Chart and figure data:
((

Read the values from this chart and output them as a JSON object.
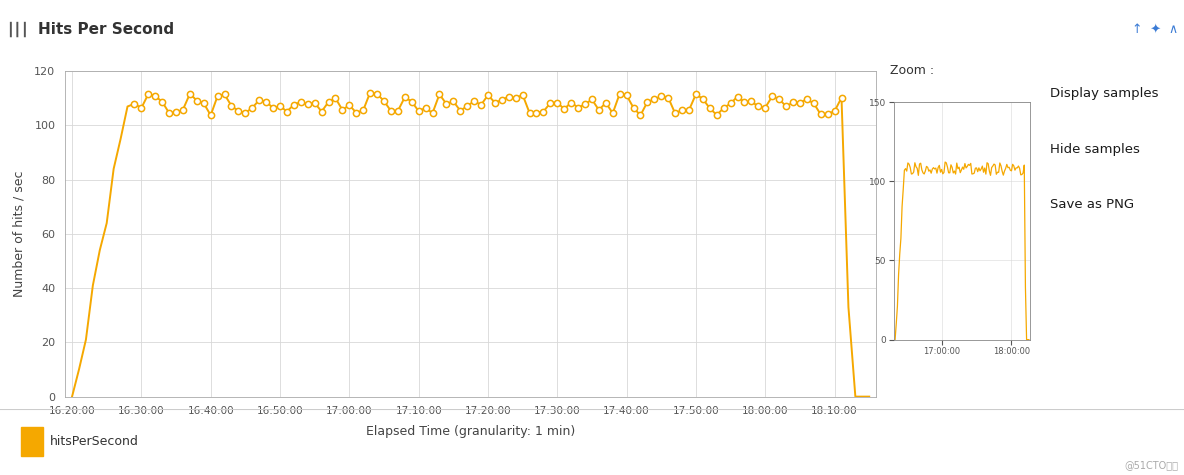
{
  "title": "Hits Per Second",
  "xlabel": "Elapsed Time (granularity: 1 min)",
  "ylabel": "Number of hits / sec",
  "legend_label": "hitsPerSecond",
  "line_color": "#F5A800",
  "marker_color": "#F5A800",
  "bg_color": "#ffffff",
  "header_bg": "#ececec",
  "footer_bg": "#f0f0f0",
  "ylim": [
    0,
    120
  ],
  "yticks": [
    0,
    20,
    40,
    60,
    80,
    100,
    120
  ],
  "x_tick_labels": [
    "16:20:00",
    "16:30:00",
    "16:40:00",
    "16:50:00",
    "17:00:00",
    "17:10:00",
    "17:20:00",
    "17:30:00",
    "17:40:00",
    "17:50:00",
    "18:00:00",
    "18:10:00"
  ],
  "x_tick_positions": [
    0,
    10,
    20,
    30,
    40,
    50,
    60,
    70,
    80,
    90,
    100,
    110
  ],
  "zoom_label": "Zoom :",
  "menu_items": [
    "Display samples",
    "Hide samples",
    "Save as PNG"
  ],
  "zoom_yticks": [
    0,
    50,
    100,
    150
  ],
  "zoom_x_labels": [
    "17:00:00",
    "18:00:00"
  ],
  "total_minutes": 116
}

))

## Exercise
The data should be printed again unchanged; leave its pictures out.

## Completed task
Read the values from this chart and output them as a JSON object.
{
  "title": "Hits Per Second",
  "xlabel": "Elapsed Time (granularity: 1 min)",
  "ylabel": "Number of hits / sec",
  "legend_label": "hitsPerSecond",
  "line_color": "#F5A800",
  "marker_color": "#F5A800",
  "bg_color": "#ffffff",
  "header_bg": "#ececec",
  "footer_bg": "#f0f0f0",
  "ylim": [
    0,
    120
  ],
  "yticks": [
    0,
    20,
    40,
    60,
    80,
    100,
    120
  ],
  "x_tick_labels": [
    "16:20:00",
    "16:30:00",
    "16:40:00",
    "16:50:00",
    "17:00:00",
    "17:10:00",
    "17:20:00",
    "17:30:00",
    "17:40:00",
    "17:50:00",
    "18:00:00",
    "18:10:00"
  ],
  "x_tick_positions": [
    0,
    10,
    20,
    30,
    40,
    50,
    60,
    70,
    80,
    90,
    100,
    110
  ],
  "zoom_label": "Zoom :",
  "menu_items": [
    "Display samples",
    "Hide samples",
    "Save as PNG"
  ],
  "zoom_yticks": [
    0,
    50,
    100,
    150
  ],
  "zoom_x_labels": [
    "17:00:00",
    "18:00:00"
  ],
  "total_minutes": 116
}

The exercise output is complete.